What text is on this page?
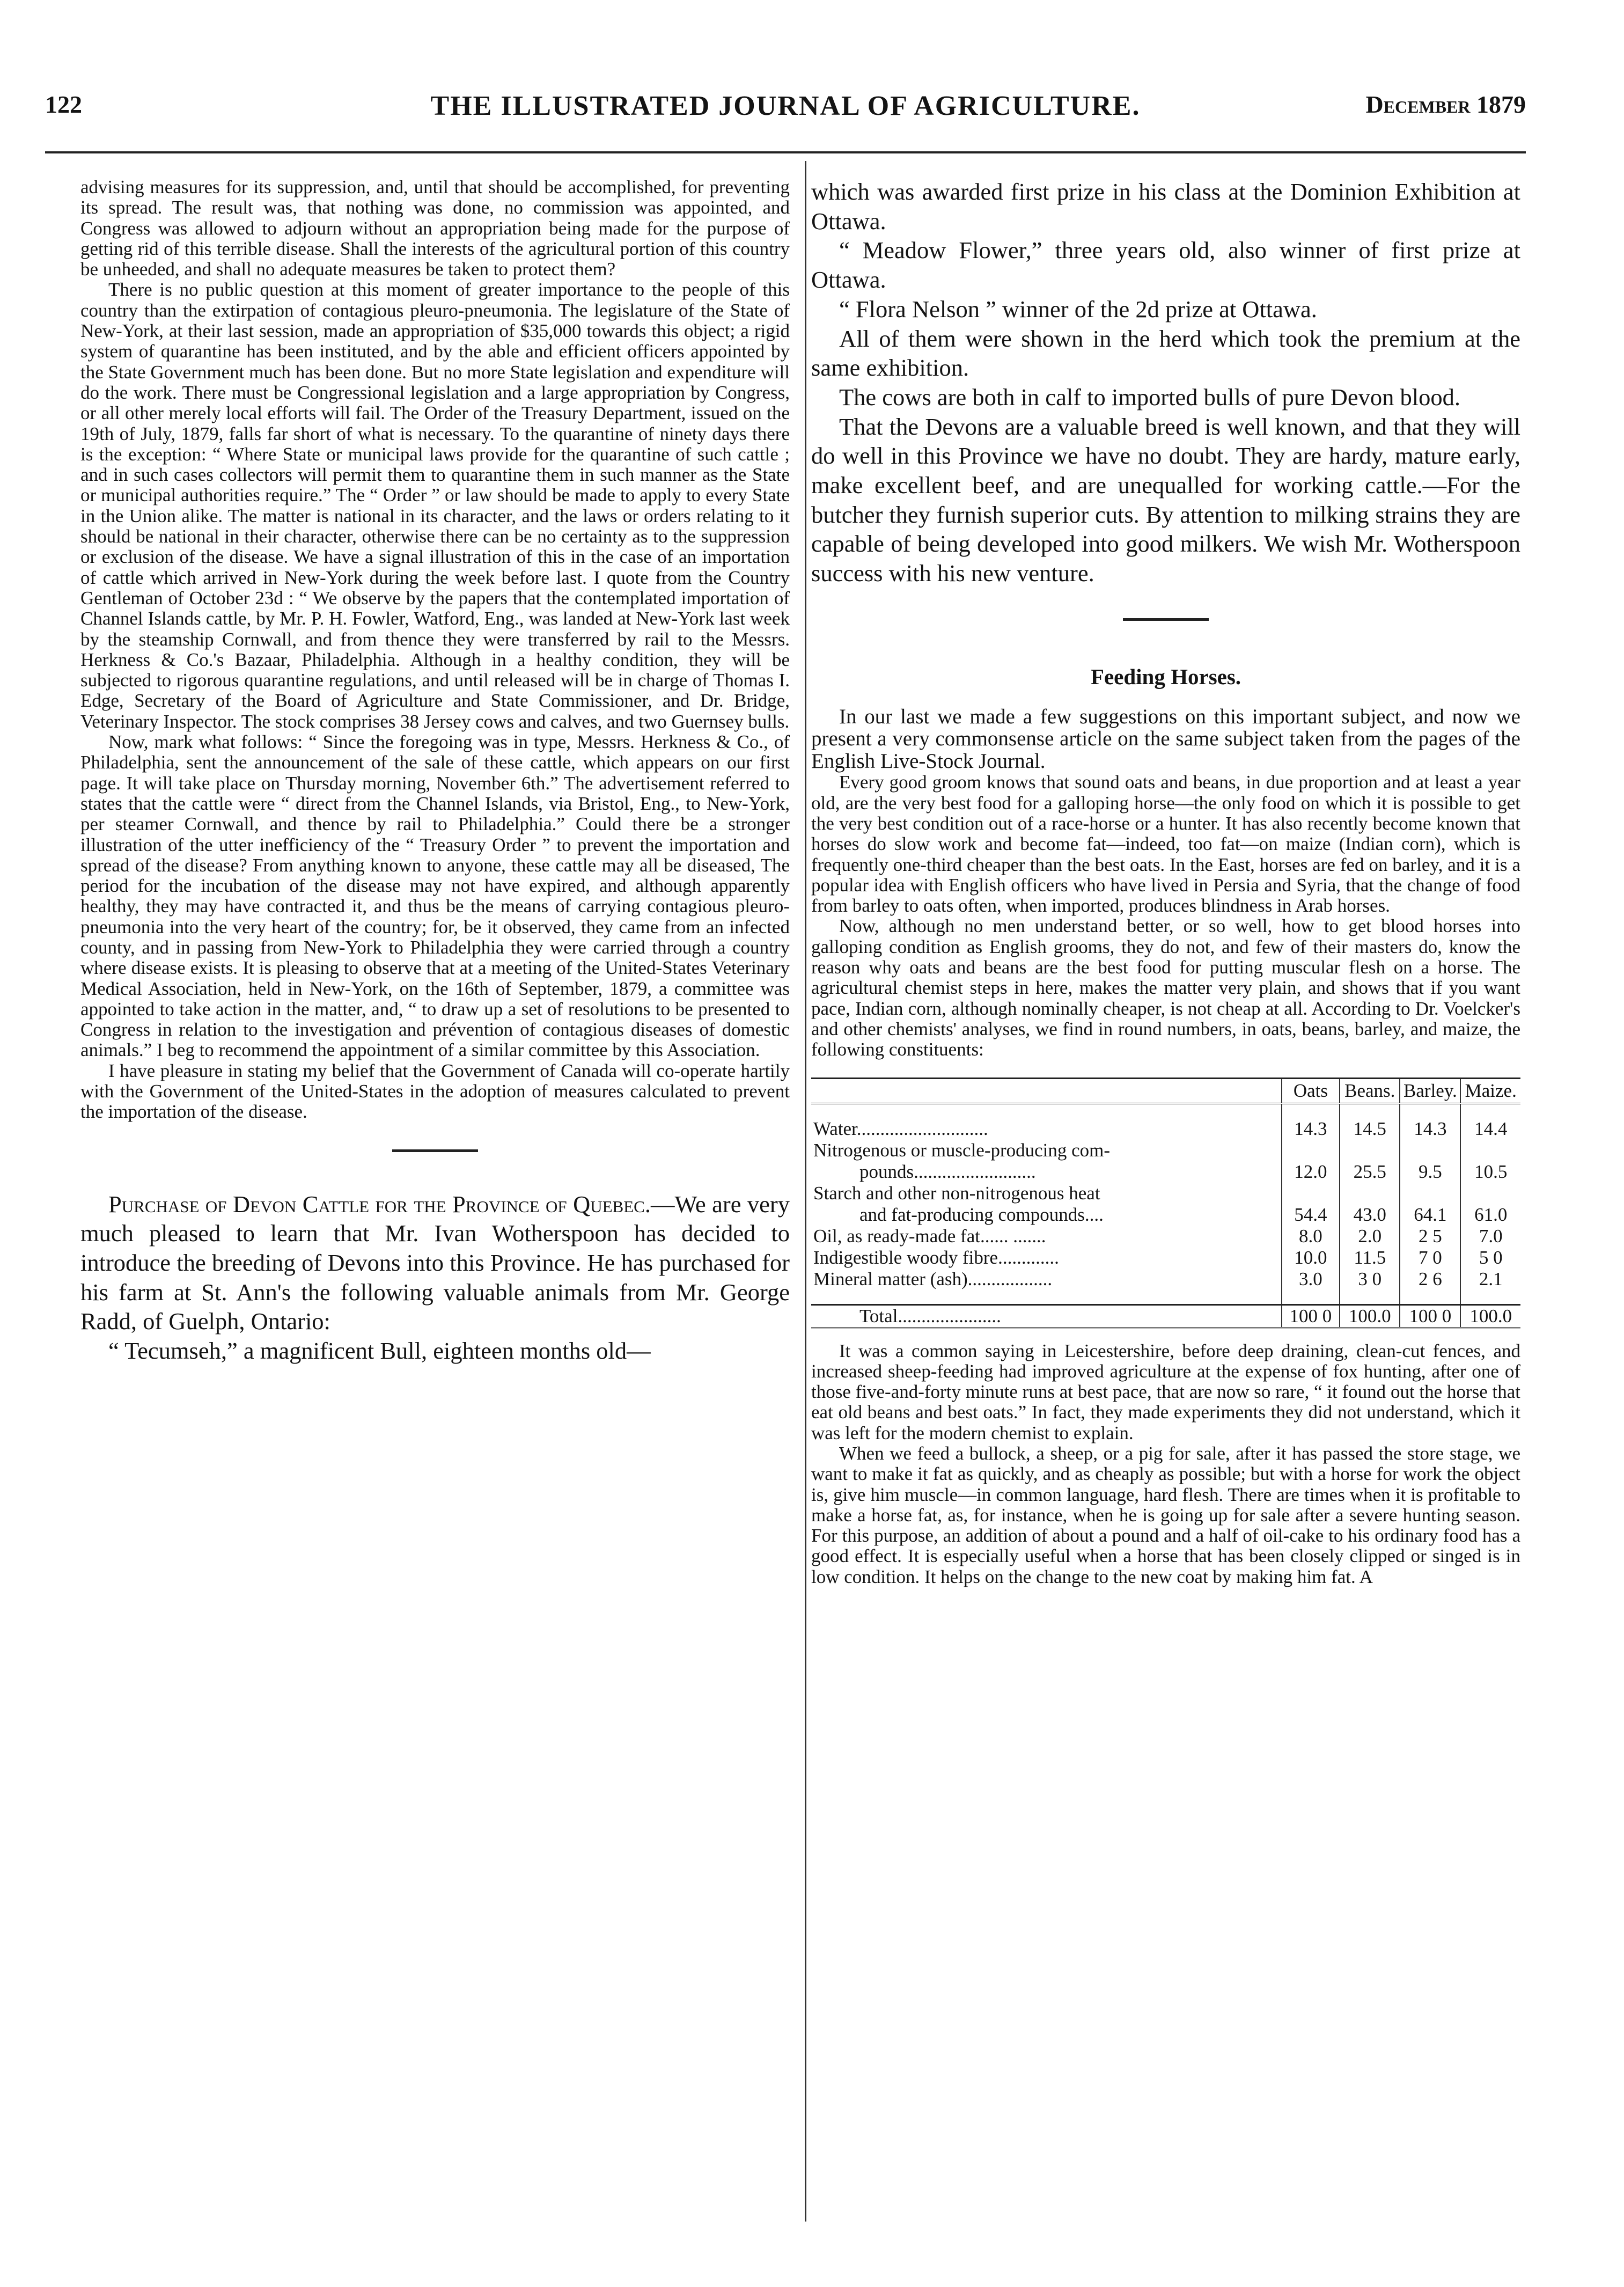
THE ILLUSTRATED JOURNAL OF AGRICULTURE.
122	December 1879

advising measures for its suppression, and, until that should be accomplished, for preventing its spread. The result was, that nothing was done, no commission was appointed, and Congress was allowed to adjourn without an appropriation being made for the purpose of getting rid of this terrible disease. Shall the interests of the agricultural portion of this country be unheeded, and shall no adequate measures be taken to protect them?

There is no public question at this moment of greater importance to the people of this country than the extirpation of contagious pleuro-pneumonia. The legislature of the State of New-York, at their last session, made an appropriation of $35,000 towards this object; a rigid system of quarantine has been instituted, and by the able and efficient officers appointed by the State Government much has been done. But no more State legislation and expenditure will do the work. There must be Congressional legislation and a large appropriation by Congress, or all other merely local efforts will fail. The Order of the Treasury Department, issued on the 19th of July, 1879, falls far short of what is necessary. To the quarantine of ninety days there is the exception: “ Where State or municipal laws provide for the quarantine of such cattle ; and in such cases collectors will permit them to quarantine them in such manner as the State or municipal authorities require.” The “ Order ” or law should be made to apply to every State in the Union alike. The matter is national in its character, and the laws or orders relating to it should be national in their character, otherwise there can be no certainty as to the suppression or exclusion of the disease. We have a signal illustration of this in the case of an importation of cattle which arrived in New-York during the week before last. I quote from the Country Gentleman of October 23d : “ We observe by the papers that the contemplated importation of Channel Islands cattle, by Mr. P. H. Fowler, Watford, Eng., was landed at New-York last week by the steamship Cornwall, and from thence they were transferred by rail to the Messrs. Herkness & Co.'s Bazaar, Philadelphia. Although in a healthy condition, they will be subjected to rigorous quarantine regulations, and until released will be in charge of Thomas I. Edge, Secretary of the Board of Agriculture and State Commissioner, and Dr. Bridge, Veterinary Inspector. The stock comprises 38 Jersey cows and calves, and two Guernsey bulls.

Now, mark what follows: “ Since the foregoing was in type, Messrs. Herkness & Co., of Philadelphia, sent the announcement of the sale of these cattle, which appears on our first page. It will take place on Thursday morning, November 6th.” The advertisement referred to states that the cattle were “ direct from the Channel Islands, via Bristol, Eng., to New-York, per steamer Cornwall, and thence by rail to Philadelphia.” Could there be a stronger illustration of the utter inefficiency of the “ Treasury Order ” to prevent the importation and spread of the disease? From anything known to anyone, these cattle may all be diseased, The period for the incubation of the disease may not have expired, and although apparently healthy, they may have contracted it, and thus be the means of carrying contagious pleuro-pneumonia into the very heart of the country; for, be it observed, they came from an infected county, and in passing from New-York to Philadelphia they were carried through a country where disease exists. It is pleasing to observe that at a meeting of the United-States Veterinary Medical Association, held in New-York, on the 16th of September, 1879, a committee was appointed to take action in the matter, and, “ to draw up a set of resolutions to be presented to Congress in relation to the investigation and prévention of contagious diseases of domestic animals.” I beg to recommend the appointment of a similar committee by this Association.

I have pleasure in stating my belief that the Government of Canada will co-operate hartily with the Government of the United-States in the adoption of measures calculated to prevent the importation of the disease.

Purchase of Devon Cattle for the Province of Quebec.—We are very much pleased to learn that Mr. Ivan Wotherspoon has decided to introduce the breeding of Devons into this Province. He has purchased for his farm at St. Ann's the following valuable animals from Mr. George Radd, of Guelph, Ontario:

“ Tecumseh,” a magnificent Bull, eighteen months old—

which was awarded first prize in his class at the Dominion Exhibition at Ottawa.

“ Meadow Flower,” three years old, also winner of first prize at Ottawa.

“ Flora Nelson ” winner of the 2d prize at Ottawa.

All of them were shown in the herd which took the premium at the same exhibition.

The cows are both in calf to imported bulls of pure Devon blood.

That the Devons are a valuable breed is well known, and that they will do well in this Province we have no doubt. They are hardy, mature early, make excellent beef, and are unequalled for working cattle.—For the butcher they furnish superior cuts. By attention to milking strains they are capable of being developed into good milkers. We wish Mr. Wotherspoon success with his new venture.

Feeding Horses.

In our last we made a few suggestions on this important subject, and now we present a very commonsense article on the same subject taken from the pages of the English Live-Stock Journal.

Every good groom knows that sound oats and beans, in due proportion and at least a year old, are the very best food for a galloping horse—the only food on which it is possible to get the very best condition out of a race-horse or a hunter. It has also recently become known that horses do slow work and become fat—indeed, too fat—on maize (Indian corn), which is frequently one-third cheaper than the best oats. In the East, horses are fed on barley, and it is a popular idea with English officers who have lived in Persia and Syria, that the change of food from barley to oats often, when imported, produces blindness in Arab horses.

Now, although no men understand better, or so well, how to get blood horses into galloping condition as English grooms, they do not, and few of their masters do, know the reason why oats and beans are the best food for putting muscular flesh on a horse. The agricultural chemist steps in here, makes the matter very plain, and shows that if you want pace, Indian corn, although nominally cheaper, is not cheap at all. According to Dr. Voelcker's and other chemists' analyses, we find in round numbers, in oats, beans, barley, and maize, the following constituents:

	Oats	Beans.	Barley.	Maize.

Water............................	14.3	14.5	14.3	14.4
Nitrogenous or muscle-producing com-				
pounds..........................	12.0	25.5	9.5	10.5
Starch and other non-nitrogenous heat				
and fat-producing compounds....	54.4	43.0	64.1	61.0
Oil, as ready-made fat...... .......	8.0	2.0	2 5	7.0
Indigestible woody fibre.............	10.0	11.5	7 0	5 0
Mineral matter (ash)..................	3.0	3 0	2 6	2.1

Total......................	100 0	100.0	100 0	100.0

It was a common saying in Leicestershire, before deep draining, clean-cut fences, and increased sheep-feeding had improved agriculture at the expense of fox hunting, after one of those five-and-forty minute runs at best pace, that are now so rare, “ it found out the horse that eat old beans and best oats.” In fact, they made experiments they did not understand, which it was left for the modern chemist to explain.

When we feed a bullock, a sheep, or a pig for sale, after it has passed the store stage, we want to make it fat as quickly, and as cheaply as possible; but with a horse for work the object is, give him muscle—in common language, hard flesh. There are times when it is profitable to make a horse fat, as, for instance, when he is going up for sale after a severe hunting season. For this purpose, an addition of about a pound and a half of oil-cake to his ordinary food has a good effect. It is especially useful when a horse that has been closely clipped or singed is in low condition. It helps on the change to the new coat by making him fat. A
+===+
▸ EXERCISE TASK
Give every record back exactly as it reads, with no images.

▸ CORRECT OUTPUT
What text is on this page?
THE ILLUSTRATED JOURNAL OF AGRICULTURE.
122	December 1879

advising measures for its suppression, and, until that should be accomplished, for preventing its spread. The result was, that nothing was done, no commission was appointed, and Congress was allowed to adjourn without an appropriation being made for the purpose of getting rid of this terrible disease. Shall the interests of the agricultural portion of this country be unheeded, and shall no adequate measures be taken to protect them?

There is no public question at this moment of greater importance to the people of this country than the extirpation of contagious pleuro-pneumonia. The legislature of the State of New-York, at their last session, made an appropriation of $35,000 towards this object; a rigid system of quarantine has been instituted, and by the able and efficient officers appointed by the State Government much has been done. But no more State legislation and expenditure will do the work. There must be Congressional legislation and a large appropriation by Congress, or all other merely local efforts will fail. The Order of the Treasury Department, issued on the 19th of July, 1879, falls far short of what is necessary. To the quarantine of ninety days there is the exception: “ Where State or municipal laws provide for the quarantine of such cattle ; and in such cases collectors will permit them to quarantine them in such manner as the State or municipal authorities require.” The “ Order ” or law should be made to apply to every State in the Union alike. The matter is national in its character, and the laws or orders relating to it should be national in their character, otherwise there can be no certainty as to the suppression or exclusion of the disease. We have a signal illustration of this in the case of an importation of cattle which arrived in New-York during the week before last. I quote from the Country Gentleman of October 23d : “ We observe by the papers that the contemplated importation of Channel Islands cattle, by Mr. P. H. Fowler, Watford, Eng., was landed at New-York last week by the steamship Cornwall, and from thence they were transferred by rail to the Messrs. Herkness & Co.'s Bazaar, Philadelphia. Although in a healthy condition, they will be subjected to rigorous quarantine regulations, and until released will be in charge of Thomas I. Edge, Secretary of the Board of Agriculture and State Commissioner, and Dr. Bridge, Veterinary Inspector. The stock comprises 38 Jersey cows and calves, and two Guernsey bulls.

Now, mark what follows: “ Since the foregoing was in type, Messrs. Herkness & Co., of Philadelphia, sent the announcement of the sale of these cattle, which appears on our first page. It will take place on Thursday morning, November 6th.” The advertisement referred to states that the cattle were “ direct from the Channel Islands, via Bristol, Eng., to New-York, per steamer Cornwall, and thence by rail to Philadelphia.” Could there be a stronger illustration of the utter inefficiency of the “ Treasury Order ” to prevent the importation and spread of the disease? From anything known to anyone, these cattle may all be diseased, The period for the incubation of the disease may not have expired, and although apparently healthy, they may have contracted it, and thus be the means of carrying contagious pleuro-pneumonia into the very heart of the country; for, be it observed, they came from an infected county, and in passing from New-York to Philadelphia they were carried through a country where disease exists. It is pleasing to observe that at a meeting of the United-States Veterinary Medical Association, held in New-York, on the 16th of September, 1879, a committee was appointed to take action in the matter, and, “ to draw up a set of resolutions to be presented to Congress in relation to the investigation and prévention of contagious diseases of domestic animals.” I beg to recommend the appointment of a similar committee by this Association.

I have pleasure in stating my belief that the Government of Canada will co-operate hartily with the Government of the United-States in the adoption of measures calculated to prevent the importation of the disease.

Purchase of Devon Cattle for the Province of Quebec.—We are very much pleased to learn that Mr. Ivan Wotherspoon has decided to introduce the breeding of Devons into this Province. He has purchased for his farm at St. Ann's the following valuable animals from Mr. George Radd, of Guelph, Ontario:

“ Tecumseh,” a magnificent Bull, eighteen months old—

which was awarded first prize in his class at the Dominion Exhibition at Ottawa.

“ Meadow Flower,” three years old, also winner of first prize at Ottawa.

“ Flora Nelson ” winner of the 2d prize at Ottawa.

All of them were shown in the herd which took the premium at the same exhibition.

The cows are both in calf to imported bulls of pure Devon blood.

That the Devons are a valuable breed is well known, and that they will do well in this Province we have no doubt. They are hardy, mature early, make excellent beef, and are unequalled for working cattle.—For the butcher they furnish superior cuts. By attention to milking strains they are capable of being developed into good milkers. We wish Mr. Wotherspoon success with his new venture.

Feeding Horses.

In our last we made a few suggestions on this important subject, and now we present a very commonsense article on the same subject taken from the pages of the English Live-Stock Journal.

Every good groom knows that sound oats and beans, in due proportion and at least a year old, are the very best food for a galloping horse—the only food on which it is possible to get the very best condition out of a race-horse or a hunter. It has also recently become known that horses do slow work and become fat—indeed, too fat—on maize (Indian corn), which is frequently one-third cheaper than the best oats. In the East, horses are fed on barley, and it is a popular idea with English officers who have lived in Persia and Syria, that the change of food from barley to oats often, when imported, produces blindness in Arab horses.

Now, although no men understand better, or so well, how to get blood horses into galloping condition as English grooms, they do not, and few of their masters do, know the reason why oats and beans are the best food for putting muscular flesh on a horse. The agricultural chemist steps in here, makes the matter very plain, and shows that if you want pace, Indian corn, although nominally cheaper, is not cheap at all. According to Dr. Voelcker's and other chemists' analyses, we find in round numbers, in oats, beans, barley, and maize, the following constituents:

	Oats	Beans.	Barley.	Maize.

Water............................	14.3	14.5	14.3	14.4
Nitrogenous or muscle-producing com-				
pounds..........................	12.0	25.5	9.5	10.5
Starch and other non-nitrogenous heat				
and fat-producing compounds....	54.4	43.0	64.1	61.0
Oil, as ready-made fat...... .......	8.0	2.0	2 5	7.0
Indigestible woody fibre.............	10.0	11.5	7 0	5 0
Mineral matter (ash)..................	3.0	3 0	2 6	2.1

Total......................	100 0	100.0	100 0	100.0

It was a common saying in Leicestershire, before deep draining, clean-cut fences, and increased sheep-feeding had improved agriculture at the expense of fox hunting, after one of those five-and-forty minute runs at best pace, that are now so rare, “ it found out the horse that eat old beans and best oats.” In fact, they made experiments they did not understand, which it was left for the modern chemist to explain.

When we feed a bullock, a sheep, or a pig for sale, after it has passed the store stage, we want to make it fat as quickly, and as cheaply as possible; but with a horse for work the object is, give him muscle—in common language, hard flesh. There are times when it is profitable to make a horse fat, as, for instance, when he is going up for sale after a severe hunting season. For this purpose, an addition of about a pound and a half of oil-cake to his ordinary food has a good effect. It is especially useful when a horse that has been closely clipped or singed is in low condition. It helps on the change to the new coat by making him fat. A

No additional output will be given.